_WRITTEN PROBLEM_
Repeat the listing that follows, character for character, minus the pictures.

_DATA ENTRIES_
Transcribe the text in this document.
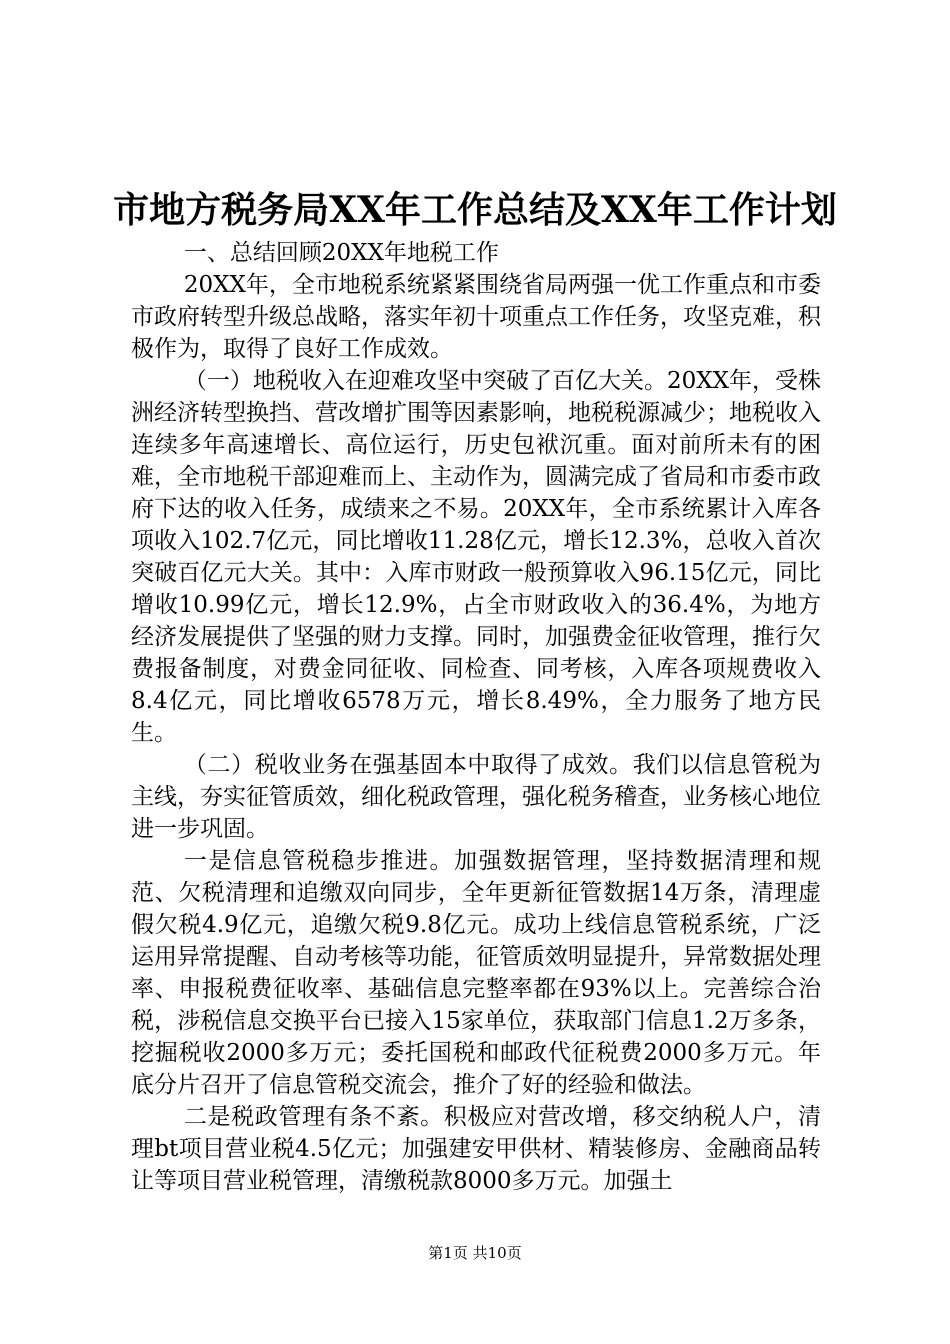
市地方税务局XX年工作总结及XX年工作计划

一、总结回顾20XX年地税工作

20XX年，全市地税系统紧紧围绕省局两强一优工作重点和市委市政府转型升级总战略，落实年初十项重点工作任务，攻坚克难，积极作为，取得了良好工作成效。

（一）地税收入在迎难攻坚中突破了百亿大关。20XX年，受株洲经济转型换挡、营改增扩围等因素影响，地税税源减少；地税收入连续多年高速增长、高位运行，历史包袱沉重。面对前所未有的困难，全市地税干部迎难而上、主动作为，圆满完成了省局和市委市政府下达的收入任务，成绩来之不易。20XX年，全市系统累计入库各项收入102.7亿元，同比增收11.28亿元，增长12.3%，总收入首次突破百亿元大关。其中：入库市财政一般预算收入96.15亿元，同比增收10.99亿元，增长12.9%，占全市财政收入的36.4%，为地方经济发展提供了坚强的财力支撑。同时，加强费金征收管理，推行欠费报备制度，对费金同征收、同检查、同考核，入库各项规费收入8.4亿元，同比增收6578万元，增长8.49%，全力服务了地方民生。

（二）税收业务在强基固本中取得了成效。我们以信息管税为主线，夯实征管质效，细化税政管理，强化税务稽查，业务核心地位进一步巩固。

一是信息管税稳步推进。加强数据管理，坚持数据清理和规范、欠税清理和追缴双向同步，全年更新征管数据14万条，清理虚假欠税4.9亿元，追缴欠税9.8亿元。成功上线信息管税系统，广泛运用异常提醒、自动考核等功能，征管质效明显提升，异常数据处理率、申报税费征收率、基础信息完整率都在93%以上。完善综合治税，涉税信息交换平台已接入15家单位，获取部门信息1.2万多条，挖掘税收2000多万元；委托国税和邮政代征税费2000多万元。年底分片召开了信息管税交流会，推介了好的经验和做法。

二是税政管理有条不紊。积极应对营改增，移交纳税人户，清理bt项目营业税4.5亿元；加强建安甲供材、精装修房、金融商品转让等项目营业税管理，清缴税款8000多万元。加强土

第1页 共10页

_TASK OUTPUT_
Transcribe the text in this document.
市地方税务局XX年工作总结及XX年工作计划

一、总结回顾20XX年地税工作

20XX年，全市地税系统紧紧围绕省局两强一优工作重点和市委市政府转型升级总战略，落实年初十项重点工作任务，攻坚克难，积极作为，取得了良好工作成效。

（一）地税收入在迎难攻坚中突破了百亿大关。20XX年，受株洲经济转型换挡、营改增扩围等因素影响，地税税源减少；地税收入连续多年高速增长、高位运行，历史包袱沉重。面对前所未有的困难，全市地税干部迎难而上、主动作为，圆满完成了省局和市委市政府下达的收入任务，成绩来之不易。20XX年，全市系统累计入库各项收入102.7亿元，同比增收11.28亿元，增长12.3%，总收入首次突破百亿元大关。其中：入库市财政一般预算收入96.15亿元，同比增收10.99亿元，增长12.9%，占全市财政收入的36.4%，为地方经济发展提供了坚强的财力支撑。同时，加强费金征收管理，推行欠费报备制度，对费金同征收、同检查、同考核，入库各项规费收入8.4亿元，同比增收6578万元，增长8.49%，全力服务了地方民生。

（二）税收业务在强基固本中取得了成效。我们以信息管税为主线，夯实征管质效，细化税政管理，强化税务稽查，业务核心地位进一步巩固。

一是信息管税稳步推进。加强数据管理，坚持数据清理和规范、欠税清理和追缴双向同步，全年更新征管数据14万条，清理虚假欠税4.9亿元，追缴欠税9.8亿元。成功上线信息管税系统，广泛运用异常提醒、自动考核等功能，征管质效明显提升，异常数据处理率、申报税费征收率、基础信息完整率都在93%以上。完善综合治税，涉税信息交换平台已接入15家单位，获取部门信息1.2万多条，挖掘税收2000多万元；委托国税和邮政代征税费2000多万元。年底分片召开了信息管税交流会，推介了好的经验和做法。

二是税政管理有条不紊。积极应对营改增，移交纳税人户，清理bt项目营业税4.5亿元；加强建安甲供材、精装修房、金融商品转让等项目营业税管理，清缴税款8000多万元。加强土

第1页 共10页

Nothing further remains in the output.